**Provided data**.
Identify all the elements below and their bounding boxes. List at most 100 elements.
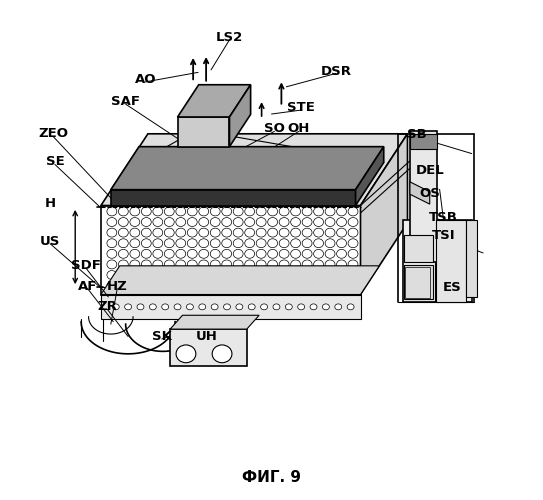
- Polygon shape: [361, 134, 407, 294]
- Ellipse shape: [348, 207, 358, 216]
- Ellipse shape: [210, 281, 220, 290]
- Ellipse shape: [314, 228, 324, 237]
- Ellipse shape: [291, 270, 301, 280]
- Ellipse shape: [107, 218, 117, 226]
- Polygon shape: [111, 146, 384, 190]
- Ellipse shape: [153, 228, 163, 237]
- Ellipse shape: [176, 218, 186, 226]
- Ellipse shape: [222, 260, 232, 269]
- Ellipse shape: [325, 270, 335, 280]
- Ellipse shape: [107, 250, 117, 258]
- Ellipse shape: [233, 281, 243, 290]
- Ellipse shape: [325, 228, 335, 237]
- Ellipse shape: [348, 218, 358, 226]
- Ellipse shape: [187, 218, 197, 226]
- Ellipse shape: [348, 281, 358, 290]
- Ellipse shape: [153, 281, 163, 290]
- Ellipse shape: [222, 228, 232, 237]
- Ellipse shape: [107, 281, 117, 290]
- Ellipse shape: [187, 270, 197, 280]
- Ellipse shape: [256, 250, 266, 258]
- Ellipse shape: [118, 270, 128, 280]
- Text: LS2: LS2: [216, 31, 243, 44]
- Ellipse shape: [325, 281, 335, 290]
- Ellipse shape: [279, 250, 289, 258]
- Ellipse shape: [130, 228, 140, 237]
- Ellipse shape: [302, 239, 312, 248]
- Ellipse shape: [153, 250, 163, 258]
- Ellipse shape: [199, 250, 209, 258]
- Ellipse shape: [347, 304, 354, 310]
- Ellipse shape: [337, 228, 346, 237]
- Ellipse shape: [285, 304, 292, 310]
- Ellipse shape: [279, 270, 289, 280]
- Ellipse shape: [233, 250, 243, 258]
- Ellipse shape: [314, 218, 324, 226]
- Polygon shape: [101, 294, 361, 319]
- Ellipse shape: [130, 218, 140, 226]
- Ellipse shape: [245, 239, 255, 248]
- Ellipse shape: [314, 239, 324, 248]
- Ellipse shape: [268, 260, 277, 269]
- Ellipse shape: [165, 260, 174, 269]
- Ellipse shape: [348, 250, 358, 258]
- Ellipse shape: [335, 304, 342, 310]
- Ellipse shape: [199, 228, 209, 237]
- Polygon shape: [101, 266, 380, 294]
- Polygon shape: [101, 134, 407, 206]
- Polygon shape: [111, 190, 356, 206]
- Ellipse shape: [256, 207, 266, 216]
- Ellipse shape: [314, 281, 324, 290]
- Polygon shape: [178, 84, 251, 117]
- Ellipse shape: [187, 250, 197, 258]
- Ellipse shape: [337, 239, 346, 248]
- Ellipse shape: [141, 218, 151, 226]
- Ellipse shape: [279, 239, 289, 248]
- Ellipse shape: [291, 260, 301, 269]
- Ellipse shape: [130, 239, 140, 248]
- Bar: [404, 265, 433, 300]
- Ellipse shape: [153, 239, 163, 248]
- Ellipse shape: [348, 239, 358, 248]
- Ellipse shape: [245, 281, 255, 290]
- Polygon shape: [410, 132, 437, 262]
- Ellipse shape: [314, 270, 324, 280]
- Ellipse shape: [199, 270, 209, 280]
- Ellipse shape: [291, 250, 301, 258]
- Ellipse shape: [314, 250, 324, 258]
- Ellipse shape: [199, 304, 206, 310]
- Text: AF: AF: [78, 280, 97, 292]
- Ellipse shape: [176, 250, 186, 258]
- Ellipse shape: [187, 228, 197, 237]
- Ellipse shape: [302, 250, 312, 258]
- Text: ES: ES: [443, 280, 462, 293]
- Ellipse shape: [337, 281, 346, 290]
- Ellipse shape: [256, 281, 266, 290]
- Text: ZR: ZR: [97, 300, 117, 314]
- Polygon shape: [101, 206, 361, 294]
- Ellipse shape: [210, 250, 220, 258]
- Bar: [404, 235, 433, 262]
- Ellipse shape: [153, 260, 163, 269]
- Ellipse shape: [337, 250, 346, 258]
- Polygon shape: [361, 134, 407, 294]
- Ellipse shape: [337, 270, 346, 280]
- Ellipse shape: [141, 250, 151, 258]
- Ellipse shape: [302, 260, 312, 269]
- Ellipse shape: [256, 228, 266, 237]
- Ellipse shape: [323, 304, 330, 310]
- Ellipse shape: [337, 218, 346, 226]
- Ellipse shape: [222, 250, 232, 258]
- Ellipse shape: [176, 345, 196, 362]
- Ellipse shape: [268, 218, 277, 226]
- Ellipse shape: [291, 207, 301, 216]
- Polygon shape: [101, 134, 407, 206]
- Ellipse shape: [141, 207, 151, 216]
- Text: ФИГ. 9: ФИГ. 9: [242, 470, 301, 485]
- Ellipse shape: [337, 207, 346, 216]
- Ellipse shape: [176, 281, 186, 290]
- Text: DEL: DEL: [415, 164, 444, 177]
- Ellipse shape: [174, 304, 181, 310]
- Ellipse shape: [256, 260, 266, 269]
- Ellipse shape: [118, 218, 128, 226]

**Instructions for the task**.
Find every line in the records above that contains the string "Text" with matching case, and copy each of those lines.

**Solution to this problem**.
- Text: LS2: LS2: [216, 31, 243, 44]
- Text: AF: AF: [78, 280, 97, 292]
- Text: ES: ES: [443, 280, 462, 293]
- Text: ZR: ZR: [97, 300, 117, 314]
- Text: ФИГ. 9: ФИГ. 9: [242, 470, 301, 485]
- Text: DEL: DEL: [415, 164, 444, 177]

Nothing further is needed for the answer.